[Data listing]
──────────────────────────────
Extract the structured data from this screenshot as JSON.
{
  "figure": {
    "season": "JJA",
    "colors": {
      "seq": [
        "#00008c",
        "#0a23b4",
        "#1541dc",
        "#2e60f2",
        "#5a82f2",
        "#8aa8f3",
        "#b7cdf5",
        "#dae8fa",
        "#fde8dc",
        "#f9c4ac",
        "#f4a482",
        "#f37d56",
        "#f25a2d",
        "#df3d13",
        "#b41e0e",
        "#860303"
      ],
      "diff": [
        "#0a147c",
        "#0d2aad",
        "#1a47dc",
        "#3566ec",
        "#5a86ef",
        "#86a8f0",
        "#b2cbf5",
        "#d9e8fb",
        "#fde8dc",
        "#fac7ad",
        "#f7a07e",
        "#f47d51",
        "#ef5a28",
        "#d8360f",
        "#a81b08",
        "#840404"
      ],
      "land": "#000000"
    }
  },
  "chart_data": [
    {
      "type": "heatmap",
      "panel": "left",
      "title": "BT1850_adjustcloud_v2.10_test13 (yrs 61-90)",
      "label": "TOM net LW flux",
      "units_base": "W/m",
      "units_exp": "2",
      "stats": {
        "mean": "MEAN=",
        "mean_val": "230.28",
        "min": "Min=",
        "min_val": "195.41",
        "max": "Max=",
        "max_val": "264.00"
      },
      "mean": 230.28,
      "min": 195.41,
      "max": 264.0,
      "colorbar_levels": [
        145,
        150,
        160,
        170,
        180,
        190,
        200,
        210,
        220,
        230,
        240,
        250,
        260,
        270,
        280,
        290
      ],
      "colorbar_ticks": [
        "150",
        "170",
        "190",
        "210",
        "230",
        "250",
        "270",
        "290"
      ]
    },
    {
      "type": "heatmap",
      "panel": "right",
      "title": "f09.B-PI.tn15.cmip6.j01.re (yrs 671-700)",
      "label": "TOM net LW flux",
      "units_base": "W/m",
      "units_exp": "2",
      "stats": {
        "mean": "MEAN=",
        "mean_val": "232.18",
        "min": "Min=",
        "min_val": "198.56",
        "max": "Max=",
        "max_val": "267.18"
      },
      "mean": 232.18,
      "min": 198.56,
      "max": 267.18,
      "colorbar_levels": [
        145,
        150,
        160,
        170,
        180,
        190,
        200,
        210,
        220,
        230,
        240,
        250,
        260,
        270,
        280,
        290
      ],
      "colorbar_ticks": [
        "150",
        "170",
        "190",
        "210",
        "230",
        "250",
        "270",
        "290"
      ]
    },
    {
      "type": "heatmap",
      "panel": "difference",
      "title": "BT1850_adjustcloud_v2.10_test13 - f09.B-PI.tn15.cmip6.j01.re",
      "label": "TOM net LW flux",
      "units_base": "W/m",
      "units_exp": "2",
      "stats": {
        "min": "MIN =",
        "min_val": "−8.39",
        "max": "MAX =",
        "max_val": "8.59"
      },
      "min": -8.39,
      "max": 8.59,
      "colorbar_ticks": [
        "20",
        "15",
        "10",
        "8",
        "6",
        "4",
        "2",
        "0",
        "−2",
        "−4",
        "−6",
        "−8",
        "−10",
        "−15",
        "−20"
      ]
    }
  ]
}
──────────────────────────────
Copy all the lines, exactly.

### EXPECTED ANSWER
Extract the structured data from this screenshot as JSON.
{
  "figure": {
    "season": "JJA",
    "colors": {
      "seq": [
        "#00008c",
        "#0a23b4",
        "#1541dc",
        "#2e60f2",
        "#5a82f2",
        "#8aa8f3",
        "#b7cdf5",
        "#dae8fa",
        "#fde8dc",
        "#f9c4ac",
        "#f4a482",
        "#f37d56",
        "#f25a2d",
        "#df3d13",
        "#b41e0e",
        "#860303"
      ],
      "diff": [
        "#0a147c",
        "#0d2aad",
        "#1a47dc",
        "#3566ec",
        "#5a86ef",
        "#86a8f0",
        "#b2cbf5",
        "#d9e8fb",
        "#fde8dc",
        "#fac7ad",
        "#f7a07e",
        "#f47d51",
        "#ef5a28",
        "#d8360f",
        "#a81b08",
        "#840404"
      ],
      "land": "#000000"
    }
  },
  "chart_data": [
    {
      "type": "heatmap",
      "panel": "left",
      "title": "BT1850_adjustcloud_v2.10_test13 (yrs 61-90)",
      "label": "TOM net LW flux",
      "units_base": "W/m",
      "units_exp": "2",
      "stats": {
        "mean": "MEAN=",
        "mean_val": "230.28",
        "min": "Min=",
        "min_val": "195.41",
        "max": "Max=",
        "max_val": "264.00"
      },
      "mean": 230.28,
      "min": 195.41,
      "max": 264.0,
      "colorbar_levels": [
        145,
        150,
        160,
        170,
        180,
        190,
        200,
        210,
        220,
        230,
        240,
        250,
        260,
        270,
        280,
        290
      ],
      "colorbar_ticks": [
        "150",
        "170",
        "190",
        "210",
        "230",
        "250",
        "270",
        "290"
      ]
    },
    {
      "type": "heatmap",
      "panel": "right",
      "title": "f09.B-PI.tn15.cmip6.j01.re (yrs 671-700)",
      "label": "TOM net LW flux",
      "units_base": "W/m",
      "units_exp": "2",
      "stats": {
        "mean": "MEAN=",
        "mean_val": "232.18",
        "min": "Min=",
        "min_val": "198.56",
        "max": "Max=",
        "max_val": "267.18"
      },
      "mean": 232.18,
      "min": 198.56,
      "max": 267.18,
      "colorbar_levels": [
        145,
        150,
        160,
        170,
        180,
        190,
        200,
        210,
        220,
        230,
        240,
        250,
        260,
        270,
        280,
        290
      ],
      "colorbar_ticks": [
        "150",
        "170",
        "190",
        "210",
        "230",
        "250",
        "270",
        "290"
      ]
    },
    {
      "type": "heatmap",
      "panel": "difference",
      "title": "BT1850_adjustcloud_v2.10_test13 - f09.B-PI.tn15.cmip6.j01.re",
      "label": "TOM net LW flux",
      "units_base": "W/m",
      "units_exp": "2",
      "stats": {
        "min": "MIN =",
        "min_val": "−8.39",
        "max": "MAX =",
        "max_val": "8.59"
      },
      "min": -8.39,
      "max": 8.59,
      "colorbar_ticks": [
        "20",
        "15",
        "10",
        "8",
        "6",
        "4",
        "2",
        "0",
        "−2",
        "−4",
        "−6",
        "−8",
        "−10",
        "−15",
        "−20"
      ]
    }
  ]
}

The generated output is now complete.